— START OF Working data —
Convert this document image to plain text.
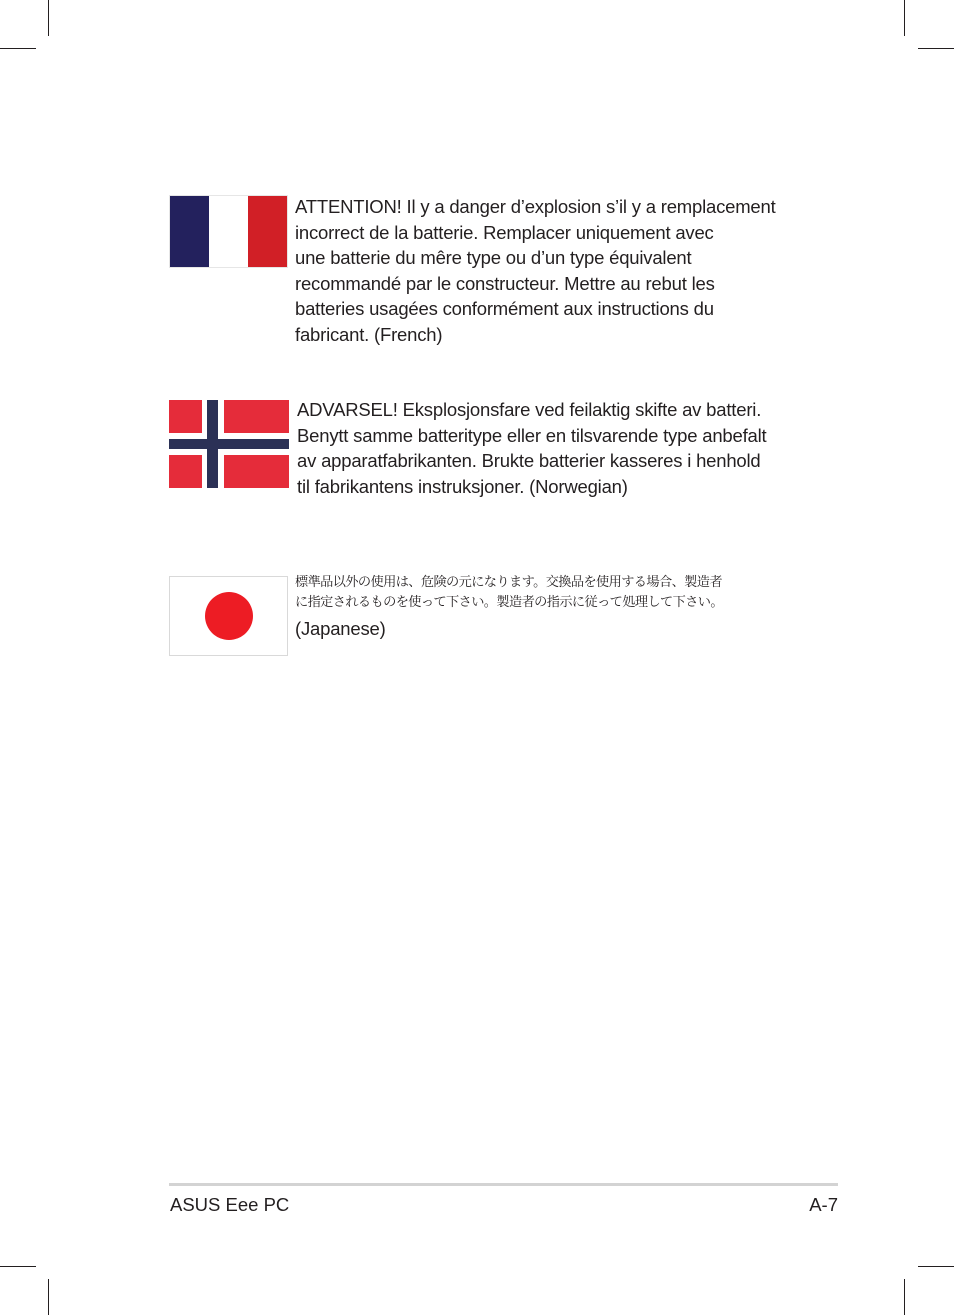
ATTENTION! Il y a danger d’explosion s’il y a remplacement
incorrect de la batterie. Remplacer uniquement avec
une batterie du mêre type ou d’un type équivalent
recommandé par le constructeur. Mettre au rebut les
batteries usagées conformément aux instructions du
fabricant. (French)
ADVARSEL! Eksplosjonsfare ved feilaktig skifte av batteri.
Benytt samme batteritype eller en tilsvarende type anbefalt
av apparatfabrikanten. Brukte batterier kasseres i henhold
til fabrikantens instruksjoner. (Norwegian)
標準品以外の使用は、危険の元になります。交換品を使用する場合、製造者
に指定されるものを使って下さい。製造者の指示に従って処理して下さい。
(Japanese)
ASUS Eee PC	A-7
— END OF Working data —
▶ [Stated task]
Filter the records for lines holding the string "type". Copy each one.

▶ [Solution to this exercise]
une batterie du mêre type ou d’un type équivalent
Benytt samme batteritype eller en tilsvarende type anbefalt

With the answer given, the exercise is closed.